PROBLEM DESCRIPTION:
Collect every line that includes the string "Liked".

(Records about charts and figures)

*-*-*

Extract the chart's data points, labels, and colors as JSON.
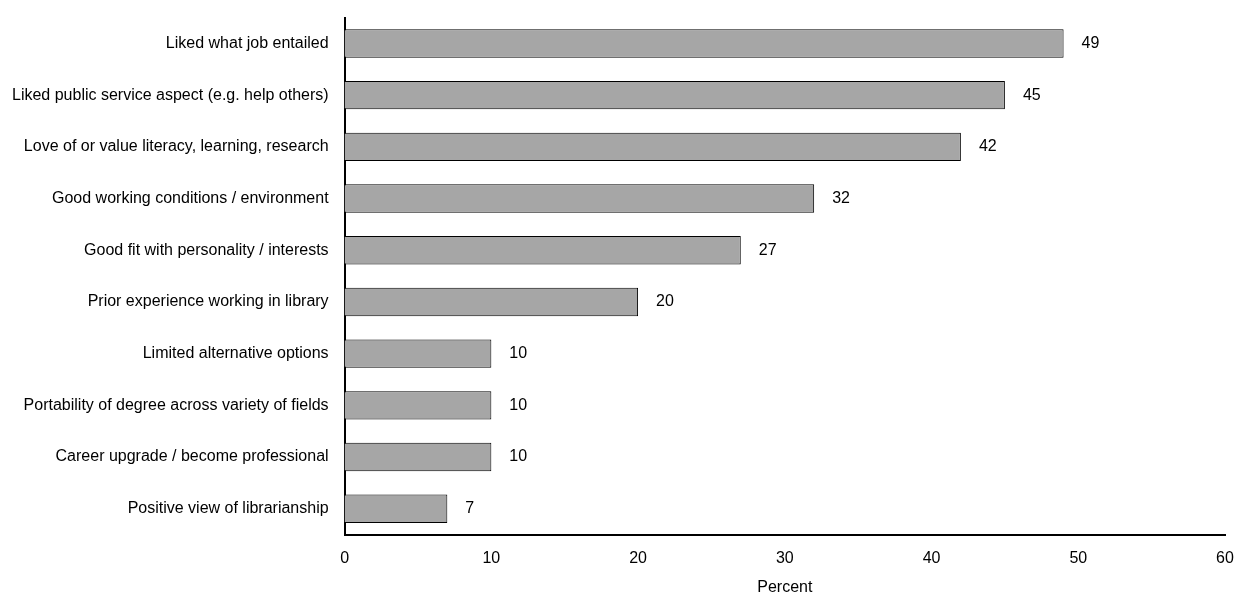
{
  "chart_data": {
    "type": "bar",
    "orientation": "horizontal",
    "xlabel": "Percent",
    "categories": [
      "Liked what job entailed",
      "Liked public service aspect (e.g. help others)",
      "Love of or value literacy, learning, research",
      "Good working conditions / environment",
      "Good fit with personality / interests",
      "Prior experience working in library",
      "Limited alternative options",
      "Portability of degree across variety of fields",
      "Career upgrade / become professional",
      "Positive view of librarianship"
    ],
    "values": [
      49,
      45,
      42,
      32,
      27,
      20,
      10,
      10,
      10,
      7
    ],
    "color": "#a6a6a6",
    "xlim": [
      0,
      60
    ],
    "xticks": [
      0,
      10,
      20,
      30,
      40,
      50,
      60
    ],
    "data_labels": true,
    "grid": false,
    "legend": false
  }
}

*-*-*

WRITTEN RESPONSE:
      "Liked what job entailed",
      "Liked public service aspect (e.g. help others)",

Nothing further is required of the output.